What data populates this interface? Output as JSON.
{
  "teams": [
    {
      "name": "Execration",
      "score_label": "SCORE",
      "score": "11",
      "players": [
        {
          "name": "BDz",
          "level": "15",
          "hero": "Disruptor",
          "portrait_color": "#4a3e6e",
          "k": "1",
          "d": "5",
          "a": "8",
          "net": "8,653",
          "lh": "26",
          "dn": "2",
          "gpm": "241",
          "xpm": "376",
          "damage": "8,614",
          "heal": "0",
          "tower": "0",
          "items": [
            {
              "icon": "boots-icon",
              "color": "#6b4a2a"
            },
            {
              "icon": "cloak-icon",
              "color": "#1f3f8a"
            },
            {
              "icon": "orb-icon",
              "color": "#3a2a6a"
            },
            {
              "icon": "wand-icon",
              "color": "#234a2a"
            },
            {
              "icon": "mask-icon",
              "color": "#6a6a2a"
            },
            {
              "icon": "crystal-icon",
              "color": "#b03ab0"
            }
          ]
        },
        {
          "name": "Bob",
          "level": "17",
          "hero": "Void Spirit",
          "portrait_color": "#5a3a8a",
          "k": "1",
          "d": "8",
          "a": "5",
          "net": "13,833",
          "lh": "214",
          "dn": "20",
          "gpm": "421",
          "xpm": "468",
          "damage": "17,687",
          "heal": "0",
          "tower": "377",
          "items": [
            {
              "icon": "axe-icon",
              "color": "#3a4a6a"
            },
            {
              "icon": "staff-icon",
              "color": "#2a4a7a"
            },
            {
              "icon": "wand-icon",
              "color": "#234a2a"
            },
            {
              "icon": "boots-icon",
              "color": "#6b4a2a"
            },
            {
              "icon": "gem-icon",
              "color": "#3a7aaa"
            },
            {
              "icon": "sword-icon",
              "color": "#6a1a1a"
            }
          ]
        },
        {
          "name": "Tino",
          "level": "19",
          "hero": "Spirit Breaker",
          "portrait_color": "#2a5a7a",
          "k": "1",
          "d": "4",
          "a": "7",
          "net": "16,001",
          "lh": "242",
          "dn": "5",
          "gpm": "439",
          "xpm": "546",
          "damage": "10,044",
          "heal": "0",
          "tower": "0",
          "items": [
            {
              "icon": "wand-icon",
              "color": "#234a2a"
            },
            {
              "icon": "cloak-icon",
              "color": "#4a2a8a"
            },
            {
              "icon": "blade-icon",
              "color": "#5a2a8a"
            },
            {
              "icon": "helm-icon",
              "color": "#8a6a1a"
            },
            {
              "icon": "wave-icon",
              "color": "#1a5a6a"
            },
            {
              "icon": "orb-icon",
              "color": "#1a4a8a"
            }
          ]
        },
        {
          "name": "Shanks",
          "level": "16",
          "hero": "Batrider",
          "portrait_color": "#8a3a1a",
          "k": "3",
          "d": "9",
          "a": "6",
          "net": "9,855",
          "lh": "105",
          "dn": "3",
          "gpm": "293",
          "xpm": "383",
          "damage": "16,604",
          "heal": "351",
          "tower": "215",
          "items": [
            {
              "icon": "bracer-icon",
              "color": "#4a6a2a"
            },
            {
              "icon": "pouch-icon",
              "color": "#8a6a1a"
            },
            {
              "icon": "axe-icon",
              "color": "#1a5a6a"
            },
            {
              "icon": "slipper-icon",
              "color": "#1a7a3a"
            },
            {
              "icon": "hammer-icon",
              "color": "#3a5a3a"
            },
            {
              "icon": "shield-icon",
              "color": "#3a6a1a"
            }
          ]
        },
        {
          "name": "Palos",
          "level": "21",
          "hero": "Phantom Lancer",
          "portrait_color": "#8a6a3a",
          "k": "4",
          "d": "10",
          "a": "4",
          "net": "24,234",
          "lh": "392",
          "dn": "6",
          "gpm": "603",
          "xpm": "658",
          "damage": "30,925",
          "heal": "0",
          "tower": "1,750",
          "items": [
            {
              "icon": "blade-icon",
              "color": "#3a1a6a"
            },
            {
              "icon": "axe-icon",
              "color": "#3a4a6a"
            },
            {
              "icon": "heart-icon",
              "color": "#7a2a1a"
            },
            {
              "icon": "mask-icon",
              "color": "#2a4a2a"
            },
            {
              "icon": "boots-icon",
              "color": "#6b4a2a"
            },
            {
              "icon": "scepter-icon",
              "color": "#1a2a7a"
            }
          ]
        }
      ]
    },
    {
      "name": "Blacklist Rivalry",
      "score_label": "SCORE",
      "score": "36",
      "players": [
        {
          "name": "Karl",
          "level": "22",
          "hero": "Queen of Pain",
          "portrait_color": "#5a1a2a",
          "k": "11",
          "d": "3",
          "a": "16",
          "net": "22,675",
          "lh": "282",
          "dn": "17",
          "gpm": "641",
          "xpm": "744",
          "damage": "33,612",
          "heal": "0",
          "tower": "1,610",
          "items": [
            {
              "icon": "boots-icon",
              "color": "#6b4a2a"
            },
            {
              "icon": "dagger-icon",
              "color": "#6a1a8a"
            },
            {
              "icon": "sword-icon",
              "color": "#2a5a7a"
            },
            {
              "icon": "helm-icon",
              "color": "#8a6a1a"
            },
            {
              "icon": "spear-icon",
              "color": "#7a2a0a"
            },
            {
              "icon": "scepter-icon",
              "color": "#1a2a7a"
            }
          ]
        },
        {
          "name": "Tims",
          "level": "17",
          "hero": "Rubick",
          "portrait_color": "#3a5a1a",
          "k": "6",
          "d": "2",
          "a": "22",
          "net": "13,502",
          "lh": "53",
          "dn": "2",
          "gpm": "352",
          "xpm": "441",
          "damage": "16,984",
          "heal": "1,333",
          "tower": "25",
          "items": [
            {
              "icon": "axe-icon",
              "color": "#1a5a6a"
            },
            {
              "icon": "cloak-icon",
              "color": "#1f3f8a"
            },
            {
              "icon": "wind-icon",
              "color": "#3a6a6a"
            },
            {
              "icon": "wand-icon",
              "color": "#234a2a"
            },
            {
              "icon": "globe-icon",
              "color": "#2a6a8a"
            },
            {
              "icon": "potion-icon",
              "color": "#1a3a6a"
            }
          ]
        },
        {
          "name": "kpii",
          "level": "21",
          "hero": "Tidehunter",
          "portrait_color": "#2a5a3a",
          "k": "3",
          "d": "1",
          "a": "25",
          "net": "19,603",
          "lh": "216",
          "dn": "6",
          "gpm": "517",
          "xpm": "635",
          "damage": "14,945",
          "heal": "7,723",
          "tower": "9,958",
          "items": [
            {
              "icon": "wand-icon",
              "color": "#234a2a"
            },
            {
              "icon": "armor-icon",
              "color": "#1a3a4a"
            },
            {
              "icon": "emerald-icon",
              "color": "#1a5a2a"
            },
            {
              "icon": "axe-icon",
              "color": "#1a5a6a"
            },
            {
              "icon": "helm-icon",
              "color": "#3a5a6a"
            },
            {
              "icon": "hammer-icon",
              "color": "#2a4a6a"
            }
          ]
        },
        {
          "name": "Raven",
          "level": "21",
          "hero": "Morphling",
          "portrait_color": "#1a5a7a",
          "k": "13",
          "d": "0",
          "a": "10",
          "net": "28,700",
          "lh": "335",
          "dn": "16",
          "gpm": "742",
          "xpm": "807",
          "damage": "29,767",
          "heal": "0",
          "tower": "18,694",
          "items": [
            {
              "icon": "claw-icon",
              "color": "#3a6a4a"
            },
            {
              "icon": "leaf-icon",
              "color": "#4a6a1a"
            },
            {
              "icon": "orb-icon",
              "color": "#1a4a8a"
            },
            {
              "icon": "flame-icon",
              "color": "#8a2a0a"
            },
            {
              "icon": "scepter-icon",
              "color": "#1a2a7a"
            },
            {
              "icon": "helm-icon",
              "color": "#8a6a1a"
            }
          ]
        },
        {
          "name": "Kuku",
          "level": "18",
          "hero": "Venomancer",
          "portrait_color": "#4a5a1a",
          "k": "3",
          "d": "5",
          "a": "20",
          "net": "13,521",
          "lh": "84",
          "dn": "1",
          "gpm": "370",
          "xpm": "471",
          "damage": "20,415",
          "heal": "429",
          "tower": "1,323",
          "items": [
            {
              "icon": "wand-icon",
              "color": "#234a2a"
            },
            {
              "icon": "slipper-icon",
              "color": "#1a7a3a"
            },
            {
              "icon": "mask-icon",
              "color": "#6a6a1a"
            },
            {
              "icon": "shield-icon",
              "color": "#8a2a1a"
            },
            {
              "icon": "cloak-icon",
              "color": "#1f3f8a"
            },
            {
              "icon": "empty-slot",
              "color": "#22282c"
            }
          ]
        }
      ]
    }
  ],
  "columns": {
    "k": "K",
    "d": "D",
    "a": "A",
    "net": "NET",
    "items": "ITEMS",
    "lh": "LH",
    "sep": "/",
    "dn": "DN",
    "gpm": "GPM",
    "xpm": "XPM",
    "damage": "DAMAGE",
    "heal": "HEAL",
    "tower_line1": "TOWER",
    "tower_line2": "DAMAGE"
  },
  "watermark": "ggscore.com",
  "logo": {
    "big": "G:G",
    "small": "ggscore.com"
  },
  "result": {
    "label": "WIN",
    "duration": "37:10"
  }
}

DIRECTIVE
Pull out every line of the records that includes the string "name".

PROBLEM SOLUTION
      "name": "Execration",
          "name": "BDz",
          "name": "Bob",
          "name": "Tino",
          "name": "Shanks",
          "name": "Palos",
      "name": "Blacklist Rivalry",
          "name": "Karl",
          "name": "Tims",
          "name": "kpii",
          "name": "Raven",
          "name": "Kuku",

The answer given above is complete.